TASK REQUIREMENTS »
A) Based on the article about Shabbat Hebron, decide whether each statement agrees with the text. (i) The Hebron Fund is bringing 250 Americans to the event. (ii) Fleisher says international tourism to Hebron continued during covid. (iii) The land for the new neighborhood was Jewish owned from 1870. Answer yes or no for each, and quote the words from the text that settle it.
B) Extract the passage of the article about Shabbat Hebron that starts with "What’s next for" and goes on through "the 1929 riots.", copying it word for word.

EXCERPT »
========

With the post-pandemic return to normal, Arutz Sheva spoke to Yishai Fleisher, international spokesman for Hebron, about the upcoming Shabbat Hebron.

Fleisher tells Arutz Sheva that post-corona, “Everybody is yearning to come in.”

“I’m very excited for the Israelis who are coming, Fleisher says. “I don’t know it it’s going to be 20 or 30 or 40 thousand. Everything is full and the tables are full.”

The Hebron Fund is also bringing in 250 Americans for the event.

Click here to support the Jewish community of Hebron

“At the same time some organizations like Peace Now are trying to block Jewish building in Hebron,” Fleisher notes.

“How absurd it is that on the very Shabbat when we read about the first purchase of the Jewish people in the Land of Israel, a so-called Israeli organization, Peace Now, which is actually Euro-funded, is trying to stop Jewish building in Hebron. That’s not going to happen. There’s nothing more authentic and natural than Jewish people building in Hebron.”

When asked how covid took its toll, Fleisher responds that there was zero international tourism, which was difficult for a city based on tourism.

Hebron is “a place of pilgrimage and visitation and tourism. Coming to see the site of our forefathers and mothers, a 3,800 year old site with a 2,000 year old building still intact above it.”

However, it was “also a year for more Israelis to come and visit because they couldn’t fly out.”

Fleisher adds: “We expect over a million visitors in around a year here. And it’s going to grow because more want to connect to the foundations of the Jewish people.”

So what is the secret of Hebron?

“The real secret is that according to the Kabbalah, this is the entrance to the Garden of Eden,” Fleisher says. “On the one hand, it’s a place to connect with something otherworldly, metaphysical, a portal into G-d. On the other hand, the other secret is there is chaos and an effort to replace the Garden of Eden with chaos. There’s always this tension between the good and chaos. And the Jewish people’s return to the Land of Israel is the opposite of chaos.”

Fleisher explains that “there’s a lot of forces in the world that want to stop us from building here, from worshipping here.”

Besides Peace Now, he mentions international groups like UNESCO.

However, there are also many international forces that “recognize the importance of Hebron” to the Jewish people.

Fleisher gives the example of former Trump administration UN Ambassador Nikki Haley who left a UNESCO meeting “specifically because of the Hebron declaration that said this is not a Jewish site.”

What’s next for Hebron to expand and flourish?

Fleisher just came from a dig to build foundations for a brand new neighborhood on land that was Jewish owned from 1870 but was lost in 1917 and then again after the 1929 riots.

“I’m very excited just to see the tractors in the ground and I can see the Jewish people living in beautiful towers here in Hebron and making this city flourish once again in a Jewish way as well,” Fleisher says.

========

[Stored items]
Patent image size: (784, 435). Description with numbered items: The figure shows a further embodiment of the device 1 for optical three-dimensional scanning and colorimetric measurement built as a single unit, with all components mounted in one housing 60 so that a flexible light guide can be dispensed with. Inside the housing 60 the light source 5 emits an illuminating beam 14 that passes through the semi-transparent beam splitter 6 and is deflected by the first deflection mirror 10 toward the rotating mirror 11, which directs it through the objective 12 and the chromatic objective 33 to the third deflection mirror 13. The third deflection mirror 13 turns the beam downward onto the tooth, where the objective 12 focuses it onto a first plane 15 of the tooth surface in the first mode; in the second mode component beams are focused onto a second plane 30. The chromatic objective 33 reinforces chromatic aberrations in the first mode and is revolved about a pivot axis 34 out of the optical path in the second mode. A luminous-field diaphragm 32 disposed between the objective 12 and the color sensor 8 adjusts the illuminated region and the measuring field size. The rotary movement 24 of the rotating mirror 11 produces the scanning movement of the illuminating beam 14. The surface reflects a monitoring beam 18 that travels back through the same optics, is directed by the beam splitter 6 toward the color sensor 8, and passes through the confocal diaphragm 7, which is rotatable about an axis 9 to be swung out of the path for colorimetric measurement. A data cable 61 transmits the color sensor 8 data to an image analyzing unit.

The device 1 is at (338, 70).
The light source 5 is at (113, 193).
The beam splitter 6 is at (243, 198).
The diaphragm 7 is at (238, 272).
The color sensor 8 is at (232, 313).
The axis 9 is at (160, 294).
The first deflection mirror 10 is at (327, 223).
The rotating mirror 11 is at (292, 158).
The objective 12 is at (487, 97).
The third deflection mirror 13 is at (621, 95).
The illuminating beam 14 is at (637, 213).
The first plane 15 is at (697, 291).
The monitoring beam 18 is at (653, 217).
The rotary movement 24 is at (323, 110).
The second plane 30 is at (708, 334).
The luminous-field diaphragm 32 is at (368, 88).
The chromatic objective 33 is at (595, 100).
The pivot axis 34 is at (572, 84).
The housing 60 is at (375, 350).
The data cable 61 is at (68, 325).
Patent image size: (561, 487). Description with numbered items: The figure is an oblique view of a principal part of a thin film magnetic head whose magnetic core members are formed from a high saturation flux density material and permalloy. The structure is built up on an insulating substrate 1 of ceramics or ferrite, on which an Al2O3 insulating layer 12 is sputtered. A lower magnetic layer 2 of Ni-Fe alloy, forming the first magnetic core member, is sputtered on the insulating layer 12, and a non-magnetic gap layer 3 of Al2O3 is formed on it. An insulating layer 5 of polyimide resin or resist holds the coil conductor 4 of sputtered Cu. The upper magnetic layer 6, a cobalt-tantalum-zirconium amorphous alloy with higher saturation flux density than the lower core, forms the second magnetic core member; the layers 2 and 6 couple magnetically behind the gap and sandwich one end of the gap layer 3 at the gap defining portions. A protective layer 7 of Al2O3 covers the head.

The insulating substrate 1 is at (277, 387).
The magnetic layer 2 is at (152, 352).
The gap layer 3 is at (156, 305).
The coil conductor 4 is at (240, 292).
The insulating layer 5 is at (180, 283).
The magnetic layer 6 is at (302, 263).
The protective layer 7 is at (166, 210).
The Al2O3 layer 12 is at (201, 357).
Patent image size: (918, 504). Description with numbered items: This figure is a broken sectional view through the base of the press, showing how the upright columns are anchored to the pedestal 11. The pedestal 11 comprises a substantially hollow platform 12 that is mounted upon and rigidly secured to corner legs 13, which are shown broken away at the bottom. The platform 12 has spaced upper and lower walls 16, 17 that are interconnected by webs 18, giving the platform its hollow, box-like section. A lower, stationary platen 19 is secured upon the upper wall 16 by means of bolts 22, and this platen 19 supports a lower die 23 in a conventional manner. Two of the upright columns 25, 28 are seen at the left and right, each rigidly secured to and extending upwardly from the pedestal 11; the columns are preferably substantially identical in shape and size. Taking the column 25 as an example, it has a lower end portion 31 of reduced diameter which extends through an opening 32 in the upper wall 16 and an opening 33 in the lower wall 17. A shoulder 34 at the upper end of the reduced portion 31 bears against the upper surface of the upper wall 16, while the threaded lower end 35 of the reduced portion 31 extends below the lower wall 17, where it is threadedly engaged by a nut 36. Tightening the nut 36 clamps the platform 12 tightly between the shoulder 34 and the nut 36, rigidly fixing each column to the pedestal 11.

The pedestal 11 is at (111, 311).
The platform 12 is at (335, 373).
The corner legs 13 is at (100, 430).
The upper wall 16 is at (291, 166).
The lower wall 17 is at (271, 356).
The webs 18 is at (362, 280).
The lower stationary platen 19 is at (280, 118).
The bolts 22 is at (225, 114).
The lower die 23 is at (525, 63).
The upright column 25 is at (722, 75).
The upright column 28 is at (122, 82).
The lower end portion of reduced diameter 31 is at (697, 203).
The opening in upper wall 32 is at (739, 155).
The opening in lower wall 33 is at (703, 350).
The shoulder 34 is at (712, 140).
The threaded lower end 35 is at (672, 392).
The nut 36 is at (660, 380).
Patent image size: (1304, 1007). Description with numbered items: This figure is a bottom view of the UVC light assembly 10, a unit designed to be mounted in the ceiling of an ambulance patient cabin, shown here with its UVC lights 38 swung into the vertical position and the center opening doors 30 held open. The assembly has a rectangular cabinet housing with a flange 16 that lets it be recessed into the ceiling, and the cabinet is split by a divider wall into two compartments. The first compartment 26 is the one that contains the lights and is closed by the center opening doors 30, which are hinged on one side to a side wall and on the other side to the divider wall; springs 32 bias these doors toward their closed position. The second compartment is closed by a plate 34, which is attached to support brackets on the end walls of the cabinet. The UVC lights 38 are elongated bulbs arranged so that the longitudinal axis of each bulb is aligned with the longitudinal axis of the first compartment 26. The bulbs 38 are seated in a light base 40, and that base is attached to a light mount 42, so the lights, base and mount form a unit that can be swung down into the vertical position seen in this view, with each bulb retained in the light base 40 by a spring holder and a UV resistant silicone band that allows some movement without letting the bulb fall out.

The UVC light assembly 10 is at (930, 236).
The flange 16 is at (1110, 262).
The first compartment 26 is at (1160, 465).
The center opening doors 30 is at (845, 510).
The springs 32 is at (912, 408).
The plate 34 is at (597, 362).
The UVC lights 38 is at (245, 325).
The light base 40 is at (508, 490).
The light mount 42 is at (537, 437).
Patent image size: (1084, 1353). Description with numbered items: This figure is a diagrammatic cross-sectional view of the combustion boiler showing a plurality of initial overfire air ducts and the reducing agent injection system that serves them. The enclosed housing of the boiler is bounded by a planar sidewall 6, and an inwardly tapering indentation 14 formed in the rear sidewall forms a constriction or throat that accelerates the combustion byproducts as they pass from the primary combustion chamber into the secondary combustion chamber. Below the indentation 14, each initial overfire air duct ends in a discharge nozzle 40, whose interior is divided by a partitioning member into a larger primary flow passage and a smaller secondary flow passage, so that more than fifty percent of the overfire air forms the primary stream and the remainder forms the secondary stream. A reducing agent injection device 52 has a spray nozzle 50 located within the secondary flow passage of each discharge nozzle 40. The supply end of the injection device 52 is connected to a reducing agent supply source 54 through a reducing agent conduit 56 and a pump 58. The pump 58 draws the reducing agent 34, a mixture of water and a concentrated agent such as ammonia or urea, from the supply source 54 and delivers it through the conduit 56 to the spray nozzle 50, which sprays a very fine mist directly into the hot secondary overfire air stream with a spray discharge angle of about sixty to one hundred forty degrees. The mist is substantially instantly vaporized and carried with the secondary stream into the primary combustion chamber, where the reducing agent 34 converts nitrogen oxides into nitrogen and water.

========

ANSWERS TO THIS EXERCISE »
A)
(i) Yes: "The Hebron Fund is also bringing in 250 Americans for the event."
(ii) No: "there was zero international tourism"
(iii) Yes: "land that was Jewish owned from 1870"

B)
What’s next for Hebron to expand and flourish?

Fleisher just came from a dig to build foundations for a brand new neighborhood on land that was Jewish owned from 1870 but was lost in 1917 and then again after the 1929 riots.